_Set exercise:_ Restate the full set of records exactly, without adding or dropping a word.
---+---
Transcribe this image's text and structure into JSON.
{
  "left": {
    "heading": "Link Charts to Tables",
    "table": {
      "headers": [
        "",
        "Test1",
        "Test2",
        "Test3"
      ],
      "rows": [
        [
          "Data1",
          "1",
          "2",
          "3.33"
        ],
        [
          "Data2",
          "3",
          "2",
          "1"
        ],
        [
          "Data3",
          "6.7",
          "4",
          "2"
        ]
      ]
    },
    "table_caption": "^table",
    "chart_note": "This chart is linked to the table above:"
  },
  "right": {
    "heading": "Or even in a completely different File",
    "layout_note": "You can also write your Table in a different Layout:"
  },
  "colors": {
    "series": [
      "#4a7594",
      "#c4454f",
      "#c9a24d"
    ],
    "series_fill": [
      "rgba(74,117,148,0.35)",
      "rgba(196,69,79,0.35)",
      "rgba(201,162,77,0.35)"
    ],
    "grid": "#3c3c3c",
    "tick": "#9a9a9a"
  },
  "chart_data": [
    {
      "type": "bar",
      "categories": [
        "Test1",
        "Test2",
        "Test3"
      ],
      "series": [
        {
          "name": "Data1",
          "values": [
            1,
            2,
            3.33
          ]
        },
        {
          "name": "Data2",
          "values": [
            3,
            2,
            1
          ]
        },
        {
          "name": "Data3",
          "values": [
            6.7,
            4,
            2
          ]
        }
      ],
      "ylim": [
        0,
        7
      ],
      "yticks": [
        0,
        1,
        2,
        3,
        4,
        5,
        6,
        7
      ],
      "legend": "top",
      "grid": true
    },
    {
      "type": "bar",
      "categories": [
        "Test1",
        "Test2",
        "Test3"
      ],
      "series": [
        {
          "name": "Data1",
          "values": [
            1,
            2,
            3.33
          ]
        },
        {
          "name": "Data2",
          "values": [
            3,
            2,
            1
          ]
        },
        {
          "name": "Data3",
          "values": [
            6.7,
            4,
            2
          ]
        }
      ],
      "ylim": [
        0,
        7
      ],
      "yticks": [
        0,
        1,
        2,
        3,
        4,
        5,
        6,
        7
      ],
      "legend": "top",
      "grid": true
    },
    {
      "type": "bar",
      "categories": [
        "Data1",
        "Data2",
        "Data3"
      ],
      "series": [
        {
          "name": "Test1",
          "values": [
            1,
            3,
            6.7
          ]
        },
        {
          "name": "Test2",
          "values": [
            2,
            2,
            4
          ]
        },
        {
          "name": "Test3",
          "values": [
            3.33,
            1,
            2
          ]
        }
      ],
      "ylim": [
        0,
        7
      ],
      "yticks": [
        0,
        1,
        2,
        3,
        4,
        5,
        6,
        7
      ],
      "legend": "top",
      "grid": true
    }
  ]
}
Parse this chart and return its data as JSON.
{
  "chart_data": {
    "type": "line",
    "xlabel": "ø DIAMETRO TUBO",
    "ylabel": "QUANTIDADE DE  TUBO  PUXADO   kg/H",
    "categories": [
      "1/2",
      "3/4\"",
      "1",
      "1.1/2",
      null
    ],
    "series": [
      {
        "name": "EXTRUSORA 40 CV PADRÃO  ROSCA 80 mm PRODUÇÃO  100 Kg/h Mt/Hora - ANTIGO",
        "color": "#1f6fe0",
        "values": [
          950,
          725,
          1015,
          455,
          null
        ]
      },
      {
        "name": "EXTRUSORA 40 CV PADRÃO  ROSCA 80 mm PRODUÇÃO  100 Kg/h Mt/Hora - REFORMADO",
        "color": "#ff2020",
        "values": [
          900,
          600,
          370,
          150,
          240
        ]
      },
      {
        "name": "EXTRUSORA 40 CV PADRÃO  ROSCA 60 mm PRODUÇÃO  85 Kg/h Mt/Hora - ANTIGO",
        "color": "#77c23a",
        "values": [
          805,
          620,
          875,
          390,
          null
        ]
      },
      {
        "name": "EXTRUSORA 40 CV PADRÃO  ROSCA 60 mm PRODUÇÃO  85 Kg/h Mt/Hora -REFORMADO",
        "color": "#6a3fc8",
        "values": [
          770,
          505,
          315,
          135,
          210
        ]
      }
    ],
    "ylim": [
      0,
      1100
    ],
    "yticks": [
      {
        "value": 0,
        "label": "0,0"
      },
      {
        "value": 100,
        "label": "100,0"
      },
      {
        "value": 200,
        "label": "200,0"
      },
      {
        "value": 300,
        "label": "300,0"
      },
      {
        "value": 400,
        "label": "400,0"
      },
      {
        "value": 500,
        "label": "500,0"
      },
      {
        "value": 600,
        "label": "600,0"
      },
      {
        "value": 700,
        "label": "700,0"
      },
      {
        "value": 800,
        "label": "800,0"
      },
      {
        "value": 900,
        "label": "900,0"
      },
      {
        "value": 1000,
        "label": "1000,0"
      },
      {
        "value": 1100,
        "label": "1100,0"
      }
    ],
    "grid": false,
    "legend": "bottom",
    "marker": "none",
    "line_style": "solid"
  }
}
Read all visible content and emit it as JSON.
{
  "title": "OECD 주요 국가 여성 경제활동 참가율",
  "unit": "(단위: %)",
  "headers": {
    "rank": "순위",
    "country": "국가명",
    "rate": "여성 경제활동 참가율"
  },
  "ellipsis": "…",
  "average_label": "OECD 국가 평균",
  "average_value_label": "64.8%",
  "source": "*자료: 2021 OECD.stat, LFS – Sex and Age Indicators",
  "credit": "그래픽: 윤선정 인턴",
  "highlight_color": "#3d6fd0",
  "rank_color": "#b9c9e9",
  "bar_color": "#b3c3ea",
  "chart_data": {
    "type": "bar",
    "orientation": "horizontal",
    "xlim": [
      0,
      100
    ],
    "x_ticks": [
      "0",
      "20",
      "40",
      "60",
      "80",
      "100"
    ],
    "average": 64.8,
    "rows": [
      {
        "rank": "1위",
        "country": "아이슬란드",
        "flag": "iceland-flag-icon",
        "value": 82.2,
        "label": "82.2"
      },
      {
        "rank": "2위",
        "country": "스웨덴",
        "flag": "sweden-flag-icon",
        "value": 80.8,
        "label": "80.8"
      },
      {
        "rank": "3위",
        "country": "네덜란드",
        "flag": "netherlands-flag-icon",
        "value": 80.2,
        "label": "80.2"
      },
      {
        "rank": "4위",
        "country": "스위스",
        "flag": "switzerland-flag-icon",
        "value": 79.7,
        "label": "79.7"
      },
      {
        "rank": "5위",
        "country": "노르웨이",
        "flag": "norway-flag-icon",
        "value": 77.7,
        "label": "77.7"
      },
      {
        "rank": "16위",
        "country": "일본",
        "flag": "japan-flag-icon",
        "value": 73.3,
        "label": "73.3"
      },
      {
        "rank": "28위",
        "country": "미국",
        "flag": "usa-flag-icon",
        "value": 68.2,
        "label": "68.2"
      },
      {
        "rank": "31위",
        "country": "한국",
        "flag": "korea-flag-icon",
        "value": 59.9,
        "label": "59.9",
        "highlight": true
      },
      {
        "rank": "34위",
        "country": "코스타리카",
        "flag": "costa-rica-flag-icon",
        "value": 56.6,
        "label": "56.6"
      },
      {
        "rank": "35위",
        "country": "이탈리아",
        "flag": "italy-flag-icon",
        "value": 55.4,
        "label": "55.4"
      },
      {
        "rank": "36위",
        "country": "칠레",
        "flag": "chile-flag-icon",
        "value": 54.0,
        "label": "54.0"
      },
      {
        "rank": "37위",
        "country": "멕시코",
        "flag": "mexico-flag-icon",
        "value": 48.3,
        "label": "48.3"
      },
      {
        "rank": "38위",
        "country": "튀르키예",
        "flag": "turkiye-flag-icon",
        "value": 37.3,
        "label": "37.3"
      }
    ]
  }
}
---+---
_Problem solution:_
Transcribe this image's text and structure into JSON.
{
  "left": {
    "heading": "Link Charts to Tables",
    "table": {
      "headers": [
        "",
        "Test1",
        "Test2",
        "Test3"
      ],
      "rows": [
        [
          "Data1",
          "1",
          "2",
          "3.33"
        ],
        [
          "Data2",
          "3",
          "2",
          "1"
        ],
        [
          "Data3",
          "6.7",
          "4",
          "2"
        ]
      ]
    },
    "table_caption": "^table",
    "chart_note": "This chart is linked to the table above:"
  },
  "right": {
    "heading": "Or even in a completely different File",
    "layout_note": "You can also write your Table in a different Layout:"
  },
  "colors": {
    "series": [
      "#4a7594",
      "#c4454f",
      "#c9a24d"
    ],
    "series_fill": [
      "rgba(74,117,148,0.35)",
      "rgba(196,69,79,0.35)",
      "rgba(201,162,77,0.35)"
    ],
    "grid": "#3c3c3c",
    "tick": "#9a9a9a"
  },
  "chart_data": [
    {
      "type": "bar",
      "categories": [
        "Test1",
        "Test2",
        "Test3"
      ],
      "series": [
        {
          "name": "Data1",
          "values": [
            1,
            2,
            3.33
          ]
        },
        {
          "name": "Data2",
          "values": [
            3,
            2,
            1
          ]
        },
        {
          "name": "Data3",
          "values": [
            6.7,
            4,
            2
          ]
        }
      ],
      "ylim": [
        0,
        7
      ],
      "yticks": [
        0,
        1,
        2,
        3,
        4,
        5,
        6,
        7
      ],
      "legend": "top",
      "grid": true
    },
    {
      "type": "bar",
      "categories": [
        "Test1",
        "Test2",
        "Test3"
      ],
      "series": [
        {
          "name": "Data1",
          "values": [
            1,
            2,
            3.33
          ]
        },
        {
          "name": "Data2",
          "values": [
            3,
            2,
            1
          ]
        },
        {
          "name": "Data3",
          "values": [
            6.7,
            4,
            2
          ]
        }
      ],
      "ylim": [
        0,
        7
      ],
      "yticks": [
        0,
        1,
        2,
        3,
        4,
        5,
        6,
        7
      ],
      "legend": "top",
      "grid": true
    },
    {
      "type": "bar",
      "categories": [
        "Data1",
        "Data2",
        "Data3"
      ],
      "series": [
        {
          "name": "Test1",
          "values": [
            1,
            3,
            6.7
          ]
        },
        {
          "name": "Test2",
          "values": [
            2,
            2,
            4
          ]
        },
        {
          "name": "Test3",
          "values": [
            3.33,
            1,
            2
          ]
        }
      ],
      "ylim": [
        0,
        7
      ],
      "yticks": [
        0,
        1,
        2,
        3,
        4,
        5,
        6,
        7
      ],
      "legend": "top",
      "grid": true
    }
  ]
}
Parse this chart and return its data as JSON.
{
  "chart_data": {
    "type": "line",
    "xlabel": "ø DIAMETRO TUBO",
    "ylabel": "QUANTIDADE DE  TUBO  PUXADO   kg/H",
    "categories": [
      "1/2",
      "3/4\"",
      "1",
      "1.1/2",
      null
    ],
    "series": [
      {
        "name": "EXTRUSORA 40 CV PADRÃO  ROSCA 80 mm PRODUÇÃO  100 Kg/h Mt/Hora - ANTIGO",
        "color": "#1f6fe0",
        "values": [
          950,
          725,
          1015,
          455,
          null
        ]
      },
      {
        "name": "EXTRUSORA 40 CV PADRÃO  ROSCA 80 mm PRODUÇÃO  100 Kg/h Mt/Hora - REFORMADO",
        "color": "#ff2020",
        "values": [
          900,
          600,
          370,
          150,
          240
        ]
      },
      {
        "name": "EXTRUSORA 40 CV PADRÃO  ROSCA 60 mm PRODUÇÃO  85 Kg/h Mt/Hora - ANTIGO",
        "color": "#77c23a",
        "values": [
          805,
          620,
          875,
          390,
          null
        ]
      },
      {
        "name": "EXTRUSORA 40 CV PADRÃO  ROSCA 60 mm PRODUÇÃO  85 Kg/h Mt/Hora -REFORMADO",
        "color": "#6a3fc8",
        "values": [
          770,
          505,
          315,
          135,
          210
        ]
      }
    ],
    "ylim": [
      0,
      1100
    ],
    "yticks": [
      {
        "value": 0,
        "label": "0,0"
      },
      {
        "value": 100,
        "label": "100,0"
      },
      {
        "value": 200,
        "label": "200,0"
      },
      {
        "value": 300,
        "label": "300,0"
      },
      {
        "value": 400,
        "label": "400,0"
      },
      {
        "value": 500,
        "label": "500,0"
      },
      {
        "value": 600,
        "label": "600,0"
      },
      {
        "value": 700,
        "label": "700,0"
      },
      {
        "value": 800,
        "label": "800,0"
      },
      {
        "value": 900,
        "label": "900,0"
      },
      {
        "value": 1000,
        "label": "1000,0"
      },
      {
        "value": 1100,
        "label": "1100,0"
      }
    ],
    "grid": false,
    "legend": "bottom",
    "marker": "none",
    "line_style": "solid"
  }
}
Read all visible content and emit it as JSON.
{
  "title": "OECD 주요 국가 여성 경제활동 참가율",
  "unit": "(단위: %)",
  "headers": {
    "rank": "순위",
    "country": "국가명",
    "rate": "여성 경제활동 참가율"
  },
  "ellipsis": "…",
  "average_label": "OECD 국가 평균",
  "average_value_label": "64.8%",
  "source": "*자료: 2021 OECD.stat, LFS – Sex and Age Indicators",
  "credit": "그래픽: 윤선정 인턴",
  "highlight_color": "#3d6fd0",
  "rank_color": "#b9c9e9",
  "bar_color": "#b3c3ea",
  "chart_data": {
    "type": "bar",
    "orientation": "horizontal",
    "xlim": [
      0,
      100
    ],
    "x_ticks": [
      "0",
      "20",
      "40",
      "60",
      "80",
      "100"
    ],
    "average": 64.8,
    "rows": [
      {
        "rank": "1위",
        "country": "아이슬란드",
        "flag": "iceland-flag-icon",
        "value": 82.2,
        "label": "82.2"
      },
      {
        "rank": "2위",
        "country": "스웨덴",
        "flag": "sweden-flag-icon",
        "value": 80.8,
        "label": "80.8"
      },
      {
        "rank": "3위",
        "country": "네덜란드",
        "flag": "netherlands-flag-icon",
        "value": 80.2,
        "label": "80.2"
      },
      {
        "rank": "4위",
        "country": "스위스",
        "flag": "switzerland-flag-icon",
        "value": 79.7,
        "label": "79.7"
      },
      {
        "rank": "5위",
        "country": "노르웨이",
        "flag": "norway-flag-icon",
        "value": 77.7,
        "label": "77.7"
      },
      {
        "rank": "16위",
        "country": "일본",
        "flag": "japan-flag-icon",
        "value": 73.3,
        "label": "73.3"
      },
      {
        "rank": "28위",
        "country": "미국",
        "flag": "usa-flag-icon",
        "value": 68.2,
        "label": "68.2"
      },
      {
        "rank": "31위",
        "country": "한국",
        "flag": "korea-flag-icon",
        "value": 59.9,
        "label": "59.9",
        "highlight": true
      },
      {
        "rank": "34위",
        "country": "코스타리카",
        "flag": "costa-rica-flag-icon",
        "value": 56.6,
        "label": "56.6"
      },
      {
        "rank": "35위",
        "country": "이탈리아",
        "flag": "italy-flag-icon",
        "value": 55.4,
        "label": "55.4"
      },
      {
        "rank": "36위",
        "country": "칠레",
        "flag": "chile-flag-icon",
        "value": 54.0,
        "label": "54.0"
      },
      {
        "rank": "37위",
        "country": "멕시코",
        "flag": "mexico-flag-icon",
        "value": 48.3,
        "label": "48.3"
      },
      {
        "rank": "38위",
        "country": "튀르키예",
        "flag": "turkiye-flag-icon",
        "value": 37.3,
        "label": "37.3"
      }
    ]
  }
}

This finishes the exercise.